Task requirements: Extract the full set of records, then give each one again exactly.

Supplied information:
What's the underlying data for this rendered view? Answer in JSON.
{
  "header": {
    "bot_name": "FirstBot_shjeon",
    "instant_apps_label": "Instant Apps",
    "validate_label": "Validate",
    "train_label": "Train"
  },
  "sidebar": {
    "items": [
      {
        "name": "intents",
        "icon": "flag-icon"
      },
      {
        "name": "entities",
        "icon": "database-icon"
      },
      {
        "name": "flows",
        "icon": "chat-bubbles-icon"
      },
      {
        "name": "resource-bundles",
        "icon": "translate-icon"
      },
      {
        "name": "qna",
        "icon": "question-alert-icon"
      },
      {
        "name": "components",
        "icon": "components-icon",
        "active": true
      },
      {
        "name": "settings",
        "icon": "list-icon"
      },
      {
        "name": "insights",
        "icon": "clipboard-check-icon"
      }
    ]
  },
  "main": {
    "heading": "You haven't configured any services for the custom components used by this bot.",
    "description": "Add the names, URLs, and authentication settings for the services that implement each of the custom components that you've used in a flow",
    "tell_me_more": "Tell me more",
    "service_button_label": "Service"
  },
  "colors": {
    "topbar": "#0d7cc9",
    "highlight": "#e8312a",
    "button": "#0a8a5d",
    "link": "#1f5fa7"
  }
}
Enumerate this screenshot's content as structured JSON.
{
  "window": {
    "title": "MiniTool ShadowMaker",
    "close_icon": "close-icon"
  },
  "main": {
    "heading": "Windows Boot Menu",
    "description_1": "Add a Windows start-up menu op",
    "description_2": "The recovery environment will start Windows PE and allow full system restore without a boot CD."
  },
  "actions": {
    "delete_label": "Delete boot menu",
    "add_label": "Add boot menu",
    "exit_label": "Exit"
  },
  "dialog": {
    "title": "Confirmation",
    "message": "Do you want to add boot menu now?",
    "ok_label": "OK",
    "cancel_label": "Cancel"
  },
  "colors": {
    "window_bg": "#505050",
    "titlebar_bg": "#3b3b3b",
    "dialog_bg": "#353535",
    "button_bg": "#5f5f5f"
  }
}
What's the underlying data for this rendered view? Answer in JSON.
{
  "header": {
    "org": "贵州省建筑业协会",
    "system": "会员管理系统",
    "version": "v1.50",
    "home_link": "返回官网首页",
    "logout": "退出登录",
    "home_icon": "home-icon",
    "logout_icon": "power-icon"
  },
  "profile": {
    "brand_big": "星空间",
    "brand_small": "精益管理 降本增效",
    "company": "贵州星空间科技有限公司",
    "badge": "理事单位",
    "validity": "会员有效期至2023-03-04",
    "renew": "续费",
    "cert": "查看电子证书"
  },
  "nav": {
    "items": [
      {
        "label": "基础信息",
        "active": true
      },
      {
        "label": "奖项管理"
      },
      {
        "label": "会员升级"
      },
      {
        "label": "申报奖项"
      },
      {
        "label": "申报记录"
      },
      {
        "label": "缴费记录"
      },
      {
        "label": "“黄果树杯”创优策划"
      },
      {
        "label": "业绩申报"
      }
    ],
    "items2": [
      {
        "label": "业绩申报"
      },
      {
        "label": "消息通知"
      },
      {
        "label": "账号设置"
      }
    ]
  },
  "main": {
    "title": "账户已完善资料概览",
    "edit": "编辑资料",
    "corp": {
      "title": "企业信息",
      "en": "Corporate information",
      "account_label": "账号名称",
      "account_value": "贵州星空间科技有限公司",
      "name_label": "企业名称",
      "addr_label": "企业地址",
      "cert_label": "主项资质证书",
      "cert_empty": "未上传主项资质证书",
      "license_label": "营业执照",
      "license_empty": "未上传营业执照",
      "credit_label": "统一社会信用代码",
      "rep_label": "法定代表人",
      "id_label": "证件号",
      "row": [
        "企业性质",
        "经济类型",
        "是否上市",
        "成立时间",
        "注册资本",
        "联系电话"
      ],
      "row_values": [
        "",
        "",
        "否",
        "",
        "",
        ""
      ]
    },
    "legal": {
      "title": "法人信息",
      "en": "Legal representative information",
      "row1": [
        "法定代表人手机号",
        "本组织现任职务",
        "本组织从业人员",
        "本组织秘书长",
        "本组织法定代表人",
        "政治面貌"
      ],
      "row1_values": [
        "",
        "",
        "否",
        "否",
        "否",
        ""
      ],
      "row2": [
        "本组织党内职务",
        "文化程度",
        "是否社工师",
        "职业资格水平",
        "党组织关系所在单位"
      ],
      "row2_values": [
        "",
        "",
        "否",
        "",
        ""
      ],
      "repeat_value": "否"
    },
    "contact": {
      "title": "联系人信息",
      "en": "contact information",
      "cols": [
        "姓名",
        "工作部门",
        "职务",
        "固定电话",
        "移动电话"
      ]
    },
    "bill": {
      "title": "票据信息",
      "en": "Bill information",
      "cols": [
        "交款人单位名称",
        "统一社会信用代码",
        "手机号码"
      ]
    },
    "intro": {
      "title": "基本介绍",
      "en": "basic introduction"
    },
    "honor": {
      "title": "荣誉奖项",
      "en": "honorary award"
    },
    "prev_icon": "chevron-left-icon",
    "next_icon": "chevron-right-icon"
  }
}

Written response:
What's the underlying data for this rendered view? Answer in JSON.
{
  "header": {
    "bot_name": "FirstBot_shjeon",
    "instant_apps_label": "Instant Apps",
    "validate_label": "Validate",
    "train_label": "Train"
  },
  "sidebar": {
    "items": [
      {
        "name": "intents",
        "icon": "flag-icon"
      },
      {
        "name": "entities",
        "icon": "database-icon"
      },
      {
        "name": "flows",
        "icon": "chat-bubbles-icon"
      },
      {
        "name": "resource-bundles",
        "icon": "translate-icon"
      },
      {
        "name": "qna",
        "icon": "question-alert-icon"
      },
      {
        "name": "components",
        "icon": "components-icon",
        "active": true
      },
      {
        "name": "settings",
        "icon": "list-icon"
      },
      {
        "name": "insights",
        "icon": "clipboard-check-icon"
      }
    ]
  },
  "main": {
    "heading": "You haven't configured any services for the custom components used by this bot.",
    "description": "Add the names, URLs, and authentication settings for the services that implement each of the custom components that you've used in a flow",
    "tell_me_more": "Tell me more",
    "service_button_label": "Service"
  },
  "colors": {
    "topbar": "#0d7cc9",
    "highlight": "#e8312a",
    "button": "#0a8a5d",
    "link": "#1f5fa7"
  }
}
Enumerate this screenshot's content as structured JSON.
{
  "window": {
    "title": "MiniTool ShadowMaker",
    "close_icon": "close-icon"
  },
  "main": {
    "heading": "Windows Boot Menu",
    "description_1": "Add a Windows start-up menu op",
    "description_2": "The recovery environment will start Windows PE and allow full system restore without a boot CD."
  },
  "actions": {
    "delete_label": "Delete boot menu",
    "add_label": "Add boot menu",
    "exit_label": "Exit"
  },
  "dialog": {
    "title": "Confirmation",
    "message": "Do you want to add boot menu now?",
    "ok_label": "OK",
    "cancel_label": "Cancel"
  },
  "colors": {
    "window_bg": "#505050",
    "titlebar_bg": "#3b3b3b",
    "dialog_bg": "#353535",
    "button_bg": "#5f5f5f"
  }
}
What's the underlying data for this rendered view? Answer in JSON.
{
  "header": {
    "org": "贵州省建筑业协会",
    "system": "会员管理系统",
    "version": "v1.50",
    "home_link": "返回官网首页",
    "logout": "退出登录",
    "home_icon": "home-icon",
    "logout_icon": "power-icon"
  },
  "profile": {
    "brand_big": "星空间",
    "brand_small": "精益管理 降本增效",
    "company": "贵州星空间科技有限公司",
    "badge": "理事单位",
    "validity": "会员有效期至2023-03-04",
    "renew": "续费",
    "cert": "查看电子证书"
  },
  "nav": {
    "items": [
      {
        "label": "基础信息",
        "active": true
      },
      {
        "label": "奖项管理"
      },
      {
        "label": "会员升级"
      },
      {
        "label": "申报奖项"
      },
      {
        "label": "申报记录"
      },
      {
        "label": "缴费记录"
      },
      {
        "label": "“黄果树杯”创优策划"
      },
      {
        "label": "业绩申报"
      }
    ],
    "items2": [
      {
        "label": "业绩申报"
      },
      {
        "label": "消息通知"
      },
      {
        "label": "账号设置"
      }
    ]
  },
  "main": {
    "title": "账户已完善资料概览",
    "edit": "编辑资料",
    "corp": {
      "title": "企业信息",
      "en": "Corporate information",
      "account_label": "账号名称",
      "account_value": "贵州星空间科技有限公司",
      "name_label": "企业名称",
      "addr_label": "企业地址",
      "cert_label": "主项资质证书",
      "cert_empty": "未上传主项资质证书",
      "license_label": "营业执照",
      "license_empty": "未上传营业执照",
      "credit_label": "统一社会信用代码",
      "rep_label": "法定代表人",
      "id_label": "证件号",
      "row": [
        "企业性质",
        "经济类型",
        "是否上市",
        "成立时间",
        "注册资本",
        "联系电话"
      ],
      "row_values": [
        "",
        "",
        "否",
        "",
        "",
        ""
      ]
    },
    "legal": {
      "title": "法人信息",
      "en": "Legal representative information",
      "row1": [
        "法定代表人手机号",
        "本组织现任职务",
        "本组织从业人员",
        "本组织秘书长",
        "本组织法定代表人",
        "政治面貌"
      ],
      "row1_values": [
        "",
        "",
        "否",
        "否",
        "否",
        ""
      ],
      "row2": [
        "本组织党内职务",
        "文化程度",
        "是否社工师",
        "职业资格水平",
        "党组织关系所在单位"
      ],
      "row2_values": [
        "",
        "",
        "否",
        "",
        ""
      ],
      "repeat_value": "否"
    },
    "contact": {
      "title": "联系人信息",
      "en": "contact information",
      "cols": [
        "姓名",
        "工作部门",
        "职务",
        "固定电话",
        "移动电话"
      ]
    },
    "bill": {
      "title": "票据信息",
      "en": "Bill information",
      "cols": [
        "交款人单位名称",
        "统一社会信用代码",
        "手机号码"
      ]
    },
    "intro": {
      "title": "基本介绍",
      "en": "basic introduction"
    },
    "honor": {
      "title": "荣誉奖项",
      "en": "honorary award"
    },
    "prev_icon": "chevron-left-icon",
    "next_icon": "chevron-right-icon"
  }
}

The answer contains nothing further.